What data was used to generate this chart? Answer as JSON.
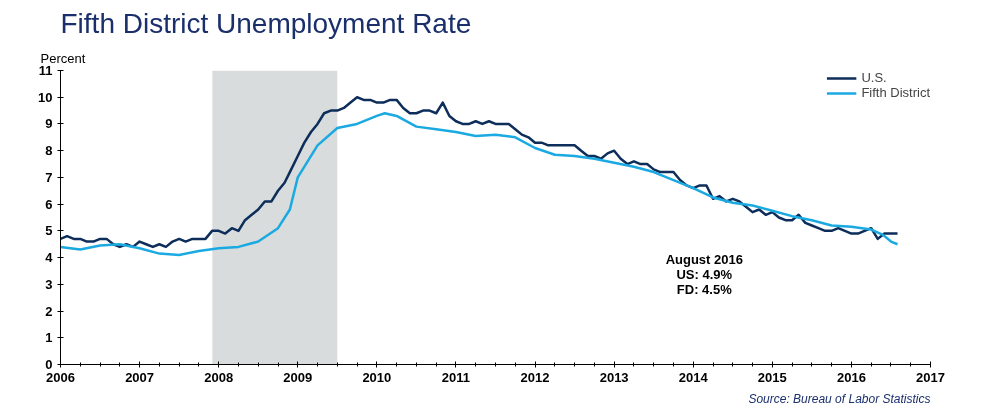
{
  "chart_data": {
    "type": "line",
    "title": "Fifth District Unemployment Rate",
    "ylabel": "Percent",
    "xlim": [
      2006,
      2017
    ],
    "xticks": [
      2006,
      2007,
      2008,
      2009,
      2010,
      2011,
      2012,
      2013,
      2014,
      2015,
      2016,
      2017
    ],
    "ylim": [
      0,
      11
    ],
    "yticks": [
      0,
      1,
      2,
      3,
      4,
      5,
      6,
      7,
      8,
      9,
      10,
      11
    ],
    "grid": false,
    "legend": "top right",
    "line_style": "solid",
    "marker": "none",
    "bands": [
      {
        "axis": "x",
        "from": 2007.92,
        "to": 2009.5,
        "color": "#d9dcdc"
      }
    ],
    "series": [
      {
        "name": "U.S.",
        "color": "#0d2d5a",
        "x": [
          2006.0,
          2006.083,
          2006.167,
          2006.25,
          2006.333,
          2006.417,
          2006.5,
          2006.583,
          2006.667,
          2006.75,
          2006.833,
          2006.917,
          2007.0,
          2007.083,
          2007.167,
          2007.25,
          2007.333,
          2007.417,
          2007.5,
          2007.583,
          2007.667,
          2007.75,
          2007.833,
          2007.917,
          2008.0,
          2008.083,
          2008.167,
          2008.25,
          2008.333,
          2008.417,
          2008.5,
          2008.583,
          2008.667,
          2008.75,
          2008.833,
          2008.917,
          2009.0,
          2009.083,
          2009.167,
          2009.25,
          2009.333,
          2009.417,
          2009.5,
          2009.583,
          2009.667,
          2009.75,
          2009.833,
          2009.917,
          2010.0,
          2010.083,
          2010.167,
          2010.25,
          2010.333,
          2010.417,
          2010.5,
          2010.583,
          2010.667,
          2010.75,
          2010.833,
          2010.917,
          2011.0,
          2011.083,
          2011.167,
          2011.25,
          2011.333,
          2011.417,
          2011.5,
          2011.583,
          2011.667,
          2011.75,
          2011.833,
          2011.917,
          2012.0,
          2012.083,
          2012.167,
          2012.25,
          2012.333,
          2012.417,
          2012.5,
          2012.583,
          2012.667,
          2012.75,
          2012.833,
          2012.917,
          2013.0,
          2013.083,
          2013.167,
          2013.25,
          2013.333,
          2013.417,
          2013.5,
          2013.583,
          2013.667,
          2013.75,
          2013.833,
          2013.917,
          2014.0,
          2014.083,
          2014.167,
          2014.25,
          2014.333,
          2014.417,
          2014.5,
          2014.583,
          2014.667,
          2014.75,
          2014.833,
          2014.917,
          2015.0,
          2015.083,
          2015.167,
          2015.25,
          2015.333,
          2015.417,
          2015.5,
          2015.583,
          2015.667,
          2015.75,
          2015.833,
          2015.917,
          2016.0,
          2016.083,
          2016.167,
          2016.25,
          2016.333,
          2016.417,
          2016.5,
          2016.583
        ],
        "values": [
          4.7,
          4.8,
          4.7,
          4.7,
          4.6,
          4.6,
          4.7,
          4.7,
          4.5,
          4.4,
          4.5,
          4.4,
          4.6,
          4.5,
          4.4,
          4.5,
          4.4,
          4.6,
          4.7,
          4.6,
          4.7,
          4.7,
          4.7,
          5.0,
          5.0,
          4.9,
          5.1,
          5.0,
          5.4,
          5.6,
          5.8,
          6.1,
          6.1,
          6.5,
          6.8,
          7.3,
          7.8,
          8.3,
          8.7,
          9.0,
          9.4,
          9.5,
          9.5,
          9.6,
          9.8,
          10.0,
          9.9,
          9.9,
          9.8,
          9.8,
          9.9,
          9.9,
          9.6,
          9.4,
          9.4,
          9.5,
          9.5,
          9.4,
          9.8,
          9.3,
          9.1,
          9.0,
          9.0,
          9.1,
          9.0,
          9.1,
          9.0,
          9.0,
          9.0,
          8.8,
          8.6,
          8.5,
          8.3,
          8.3,
          8.2,
          8.2,
          8.2,
          8.2,
          8.2,
          8.0,
          7.8,
          7.8,
          7.7,
          7.9,
          8.0,
          7.7,
          7.5,
          7.6,
          7.5,
          7.5,
          7.3,
          7.2,
          7.2,
          7.2,
          6.9,
          6.7,
          6.6,
          6.7,
          6.7,
          6.2,
          6.3,
          6.1,
          6.2,
          6.1,
          5.9,
          5.7,
          5.8,
          5.6,
          5.7,
          5.5,
          5.4,
          5.4,
          5.6,
          5.3,
          5.2,
          5.1,
          5.0,
          5.0,
          5.1,
          5.0,
          4.9,
          4.9,
          5.0,
          5.1,
          4.7,
          4.9,
          4.9,
          4.9
        ]
      },
      {
        "name": "Fifth District",
        "color": "#1ba9e1",
        "x": [
          2006.0,
          2006.25,
          2006.5,
          2006.75,
          2007.0,
          2007.25,
          2007.5,
          2007.75,
          2008.0,
          2008.25,
          2008.5,
          2008.75,
          2008.9,
          2009.0,
          2009.25,
          2009.5,
          2009.75,
          2010.0,
          2010.1,
          2010.25,
          2010.5,
          2010.75,
          2011.0,
          2011.25,
          2011.5,
          2011.75,
          2012.0,
          2012.25,
          2012.5,
          2012.75,
          2013.0,
          2013.25,
          2013.5,
          2013.75,
          2014.0,
          2014.25,
          2014.5,
          2014.75,
          2015.0,
          2015.25,
          2015.5,
          2015.75,
          2016.0,
          2016.25,
          2016.4,
          2016.5,
          2016.583
        ],
        "values": [
          4.4,
          4.3,
          4.45,
          4.5,
          4.35,
          4.15,
          4.1,
          4.25,
          4.35,
          4.4,
          4.6,
          5.1,
          5.8,
          7.0,
          8.2,
          8.85,
          9.0,
          9.3,
          9.4,
          9.3,
          8.9,
          8.8,
          8.7,
          8.55,
          8.6,
          8.5,
          8.1,
          7.85,
          7.8,
          7.7,
          7.55,
          7.4,
          7.2,
          6.9,
          6.6,
          6.25,
          6.05,
          5.95,
          5.75,
          5.55,
          5.4,
          5.2,
          5.15,
          5.05,
          4.85,
          4.6,
          4.5
        ]
      }
    ],
    "annotations": [
      "August 2016",
      "US: 4.9%",
      "FD: 4.5%",
      "Source: Bureau of Labor Statistics"
    ]
  }
}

■ **Exercise aim**: Copy out each line of the material that holds the word "Fifth".

■ **Exercise output**:
    "title": "Fifth District Unemployment Rate",
        "name": "Fifth District",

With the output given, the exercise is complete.